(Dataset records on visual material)
════════════════

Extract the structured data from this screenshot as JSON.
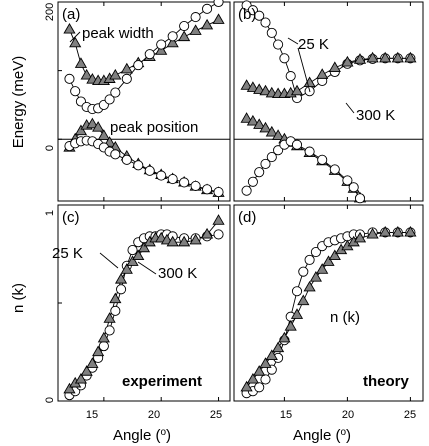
{
  "chart_data": [
    {
      "id": "a",
      "type": "scatter",
      "panel_label": "(a)",
      "ylabel": "Energy (meV)",
      "xlim": [
        11,
        26
      ],
      "ylim": [
        -90,
        200
      ],
      "yticks": [
        0,
        200
      ],
      "annotations": [
        "peak width",
        "peak position"
      ],
      "series": [
        {
          "marker": "triangle",
          "color": "#808080",
          "role": "width",
          "x": [
            12.0,
            12.5,
            13.0,
            13.5,
            14.0,
            14.5,
            15.0,
            15.5,
            16.0,
            17.0,
            18.0,
            19.0,
            20.0,
            21.0,
            22.0,
            23.0,
            24.0,
            25.0
          ],
          "y": [
            160,
            140,
            110,
            93,
            87,
            85,
            85,
            88,
            93,
            102,
            111,
            120,
            129,
            140,
            149,
            158,
            166,
            174
          ]
        },
        {
          "marker": "circle",
          "color": "#ffffff",
          "x": [
            12.0,
            12.5,
            13.0,
            13.5,
            14.0,
            14.5,
            15.0,
            15.5,
            16.0,
            17.0,
            18.0,
            19.0,
            20.0,
            21.0,
            22.0,
            23.0,
            24.0,
            25.0
          ],
          "y": [
            88,
            70,
            55,
            47,
            44,
            45,
            50,
            58,
            68,
            88,
            108,
            124,
            138,
            150,
            165,
            178,
            190,
            200
          ]
        },
        {
          "marker": "triangle",
          "color": "#808080",
          "role": "position",
          "x": [
            12.0,
            12.5,
            13.0,
            13.5,
            14.0,
            14.5,
            15.0,
            15.5,
            16.0,
            17.0,
            18.0,
            19.0,
            20.0,
            21.0,
            22.0,
            23.0,
            24.0,
            25.0
          ],
          "y": [
            -12,
            0,
            12,
            20,
            22,
            17,
            5,
            -5,
            -12,
            -25,
            -36,
            -45,
            -52,
            -58,
            -63,
            -69,
            -74,
            -78
          ]
        },
        {
          "marker": "circle",
          "color": "#ffffff",
          "x": [
            12.0,
            12.5,
            13.0,
            13.5,
            14.0,
            14.5,
            15.0,
            15.5,
            16.0,
            17.0,
            18.0,
            19.0,
            20.0,
            21.0,
            22.0,
            23.0,
            24.0,
            25.0
          ],
          "y": [
            -10,
            -6,
            -3,
            -2,
            -3,
            -7,
            -12,
            -18,
            -22,
            -30,
            -38,
            -46,
            -53,
            -58,
            -63,
            -68,
            -73,
            -77
          ]
        }
      ]
    },
    {
      "id": "b",
      "type": "scatter",
      "panel_label": "(b)",
      "xlim": [
        11,
        26
      ],
      "ylim": [
        -90,
        200
      ],
      "annotations": [
        "25 K",
        "300 K"
      ],
      "series": [
        {
          "marker": "circle",
          "color": "#ffffff",
          "name": "25 K",
          "x": [
            12.0,
            12.5,
            13.0,
            13.5,
            14.0,
            14.5,
            15.0,
            15.5,
            16.0,
            17.0,
            18.0,
            19.0,
            20.0,
            21.0,
            22.0,
            23.0,
            24.0,
            25.0
          ],
          "y": [
            195,
            188,
            180,
            170,
            155,
            138,
            118,
            92,
            60,
            70,
            85,
            98,
            110,
            115,
            117,
            118,
            118,
            118
          ]
        },
        {
          "marker": "triangle",
          "color": "#808080",
          "name": "300 K",
          "x": [
            12.0,
            12.5,
            13.0,
            13.5,
            14.0,
            14.5,
            15.0,
            15.5,
            16.0,
            17.0,
            18.0,
            19.0,
            20.0,
            21.0,
            22.0,
            23.0,
            24.0,
            25.0
          ],
          "y": [
            78,
            75,
            72,
            70,
            67,
            66,
            66,
            67,
            70,
            82,
            94,
            104,
            112,
            116,
            118,
            118,
            118,
            118
          ]
        },
        {
          "marker": "triangle",
          "color": "#808080",
          "x": [
            12.0,
            12.5,
            13.0,
            13.5,
            14.0,
            14.5,
            15.0,
            15.5,
            16.0,
            17.0,
            18.0,
            19.0,
            20.0,
            20.5,
            21.0
          ],
          "y": [
            30,
            26,
            21,
            16,
            10,
            5,
            0,
            -5,
            -10,
            -20,
            -32,
            -46,
            -62,
            -72,
            -86
          ]
        },
        {
          "marker": "circle",
          "color": "#ffffff",
          "x": [
            12.0,
            12.5,
            13.0,
            13.5,
            14.0,
            14.5,
            15.0,
            15.5,
            16.0,
            17.0,
            18.0,
            19.0,
            20.0,
            20.5,
            21.0
          ],
          "y": [
            -75,
            -62,
            -48,
            -36,
            -26,
            -16,
            -8,
            -3,
            -8,
            -18,
            -30,
            -44,
            -60,
            -70,
            -86
          ]
        }
      ]
    },
    {
      "id": "c",
      "type": "scatter",
      "panel_label": "(c)",
      "ylabel": "n (k)",
      "xlabel": "Angle (o)",
      "xlim": [
        11,
        26
      ],
      "ylim": [
        0,
        1
      ],
      "xticks": [
        15,
        20,
        25
      ],
      "yticks": [
        0,
        1
      ],
      "annotations": [
        "25 K",
        "300 K",
        "experiment"
      ],
      "series": [
        {
          "marker": "circle",
          "color": "#ffffff",
          "name": "25 K",
          "x": [
            12.0,
            12.5,
            13.0,
            13.5,
            14.0,
            14.5,
            15.0,
            15.5,
            16.0,
            16.5,
            17.0,
            17.5,
            18.0,
            18.5,
            19.0,
            19.5,
            20.0,
            20.5,
            21.0,
            22.0,
            23.0,
            24.0,
            25.0
          ],
          "y": [
            0.03,
            0.05,
            0.08,
            0.13,
            0.17,
            0.22,
            0.28,
            0.36,
            0.46,
            0.57,
            0.69,
            0.77,
            0.81,
            0.83,
            0.84,
            0.84,
            0.85,
            0.85,
            0.84,
            0.83,
            0.83,
            0.84,
            0.85
          ]
        },
        {
          "marker": "triangle",
          "color": "#808080",
          "name": "300 K",
          "x": [
            12.0,
            12.5,
            13.0,
            13.5,
            14.0,
            14.5,
            15.0,
            15.5,
            16.0,
            16.5,
            17.0,
            17.5,
            18.0,
            18.5,
            19.0,
            19.5,
            20.0,
            20.5,
            21.0,
            22.0,
            23.0,
            24.0,
            25.0
          ],
          "y": [
            0.06,
            0.09,
            0.11,
            0.15,
            0.19,
            0.25,
            0.32,
            0.42,
            0.52,
            0.62,
            0.67,
            0.71,
            0.74,
            0.78,
            0.81,
            0.83,
            0.83,
            0.82,
            0.81,
            0.81,
            0.82,
            0.85,
            0.92
          ]
        }
      ]
    },
    {
      "id": "d",
      "type": "scatter",
      "panel_label": "(d)",
      "xlabel": "Angle (o)",
      "xlim": [
        11,
        26
      ],
      "ylim": [
        0,
        1
      ],
      "xticks": [
        15,
        20,
        25
      ],
      "annotations": [
        "n (k)",
        "theory"
      ],
      "series": [
        {
          "marker": "circle",
          "color": "#ffffff",
          "x": [
            12.0,
            12.5,
            13.0,
            13.5,
            14.0,
            14.5,
            15.0,
            15.5,
            16.0,
            16.5,
            17.0,
            17.5,
            18.0,
            18.5,
            19.0,
            19.5,
            20.0,
            20.5,
            21.0,
            22.0,
            23.0,
            24.0,
            25.0
          ],
          "y": [
            0.04,
            0.05,
            0.07,
            0.11,
            0.16,
            0.22,
            0.31,
            0.43,
            0.56,
            0.66,
            0.72,
            0.76,
            0.79,
            0.81,
            0.82,
            0.83,
            0.84,
            0.85,
            0.85,
            0.86,
            0.86,
            0.86,
            0.86
          ]
        },
        {
          "marker": "triangle",
          "color": "#808080",
          "x": [
            12.0,
            12.5,
            13.0,
            13.5,
            14.0,
            14.5,
            15.0,
            15.5,
            16.0,
            16.5,
            17.0,
            17.5,
            18.0,
            18.5,
            19.0,
            19.5,
            20.0,
            20.5,
            21.0,
            22.0,
            23.0,
            24.0,
            25.0
          ],
          "y": [
            0.07,
            0.11,
            0.15,
            0.19,
            0.23,
            0.27,
            0.32,
            0.38,
            0.44,
            0.51,
            0.58,
            0.63,
            0.67,
            0.71,
            0.74,
            0.77,
            0.79,
            0.81,
            0.83,
            0.85,
            0.86,
            0.86,
            0.86
          ]
        }
      ]
    }
  ]
}
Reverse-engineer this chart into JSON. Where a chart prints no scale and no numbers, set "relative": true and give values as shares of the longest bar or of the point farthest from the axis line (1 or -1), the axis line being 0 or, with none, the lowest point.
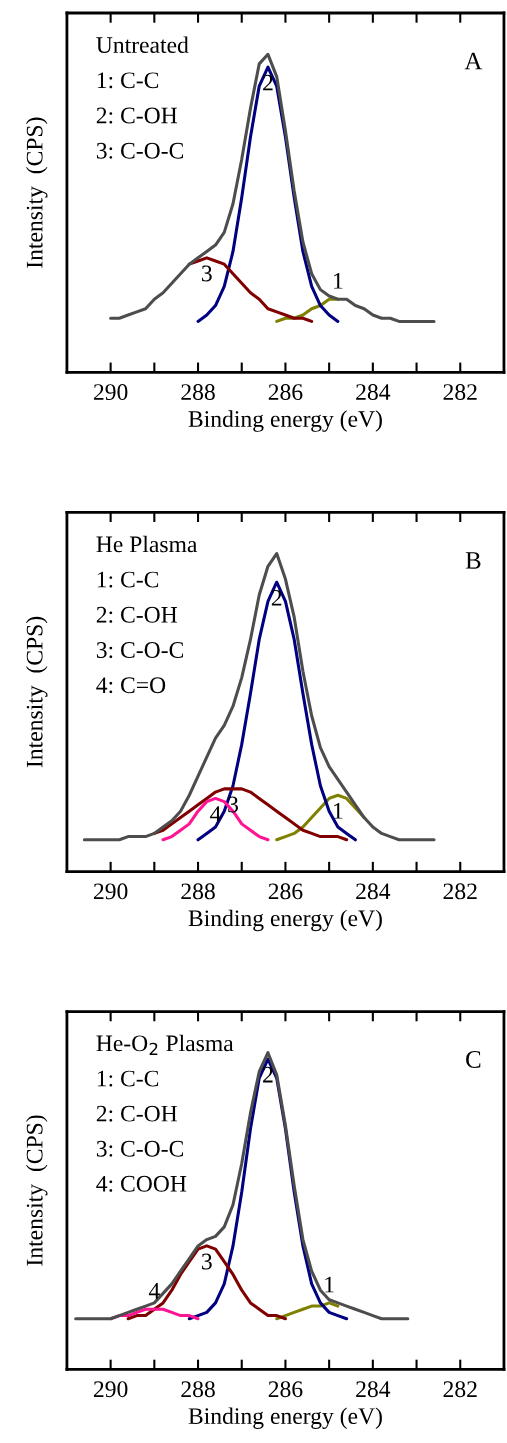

════════════════

__Short exercise__.
Pick out all lines from the data above in which the word "this" appears.

__Finished answer__.
Extract the structured data from this screenshot as JSON.
Reverse-engineer this chart into JSON. Where a chart prints no scale and no numbers, set "relative": true and give values as shares of the longest bar or of the point farthest from the axis line (1 or -1), the axis line being 0 or, with none, the lowest point.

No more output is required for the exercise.